Your instructions:
Reproduce each of the lines word for word.

----

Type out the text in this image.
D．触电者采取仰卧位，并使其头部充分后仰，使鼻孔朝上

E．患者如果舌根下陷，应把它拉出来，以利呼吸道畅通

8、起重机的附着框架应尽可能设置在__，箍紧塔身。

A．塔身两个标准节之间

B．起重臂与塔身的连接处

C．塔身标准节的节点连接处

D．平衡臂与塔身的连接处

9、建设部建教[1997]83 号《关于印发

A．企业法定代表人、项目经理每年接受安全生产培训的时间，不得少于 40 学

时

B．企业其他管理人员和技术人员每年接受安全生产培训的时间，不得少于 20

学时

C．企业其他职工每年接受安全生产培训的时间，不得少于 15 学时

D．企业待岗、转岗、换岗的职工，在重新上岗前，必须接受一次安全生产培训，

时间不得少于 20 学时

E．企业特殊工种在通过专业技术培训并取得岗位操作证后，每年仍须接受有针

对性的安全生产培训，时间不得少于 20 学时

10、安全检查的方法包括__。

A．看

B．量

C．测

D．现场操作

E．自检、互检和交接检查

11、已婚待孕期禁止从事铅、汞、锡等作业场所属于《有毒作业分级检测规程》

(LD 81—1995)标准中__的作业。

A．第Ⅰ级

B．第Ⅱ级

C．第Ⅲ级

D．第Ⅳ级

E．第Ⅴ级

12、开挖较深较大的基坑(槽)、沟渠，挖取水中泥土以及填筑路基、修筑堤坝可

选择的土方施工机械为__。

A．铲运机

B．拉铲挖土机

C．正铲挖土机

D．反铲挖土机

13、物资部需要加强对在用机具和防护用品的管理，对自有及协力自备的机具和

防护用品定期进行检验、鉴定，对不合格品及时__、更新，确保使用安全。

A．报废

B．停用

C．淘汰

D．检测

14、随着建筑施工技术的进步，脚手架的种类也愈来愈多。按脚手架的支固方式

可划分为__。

----

Result of this task:
Type out the text in this image.
D．触电者采取仰卧位，并使其头部充分后仰，使鼻孔朝上

E．患者如果舌根下陷，应把它拉出来，以利呼吸道畅通

8、起重机的附着框架应尽可能设置在__，箍紧塔身。

A．塔身两个标准节之间

B．起重臂与塔身的连接处

C．塔身标准节的节点连接处

D．平衡臂与塔身的连接处

9、建设部建教[1997]83 号《关于印发

A．企业法定代表人、项目经理每年接受安全生产培训的时间，不得少于 40 学

时

B．企业其他管理人员和技术人员每年接受安全生产培训的时间，不得少于 20

学时

C．企业其他职工每年接受安全生产培训的时间，不得少于 15 学时

D．企业待岗、转岗、换岗的职工，在重新上岗前，必须接受一次安全生产培训，

时间不得少于 20 学时

E．企业特殊工种在通过专业技术培训并取得岗位操作证后，每年仍须接受有针

对性的安全生产培训，时间不得少于 20 学时

10、安全检查的方法包括__。

A．看

B．量

C．测

D．现场操作

E．自检、互检和交接检查

11、已婚待孕期禁止从事铅、汞、锡等作业场所属于《有毒作业分级检测规程》

(LD 81—1995)标准中__的作业。

A．第Ⅰ级

B．第Ⅱ级

C．第Ⅲ级

D．第Ⅳ级

E．第Ⅴ级

12、开挖较深较大的基坑(槽)、沟渠，挖取水中泥土以及填筑路基、修筑堤坝可

选择的土方施工机械为__。

A．铲运机

B．拉铲挖土机

C．正铲挖土机

D．反铲挖土机

13、物资部需要加强对在用机具和防护用品的管理，对自有及协力自备的机具和

防护用品定期进行检验、鉴定，对不合格品及时__、更新，确保使用安全。

A．报废

B．停用

C．淘汰

D．检测

14、随着建筑施工技术的进步，脚手架的种类也愈来愈多。按脚手架的支固方式

可划分为__。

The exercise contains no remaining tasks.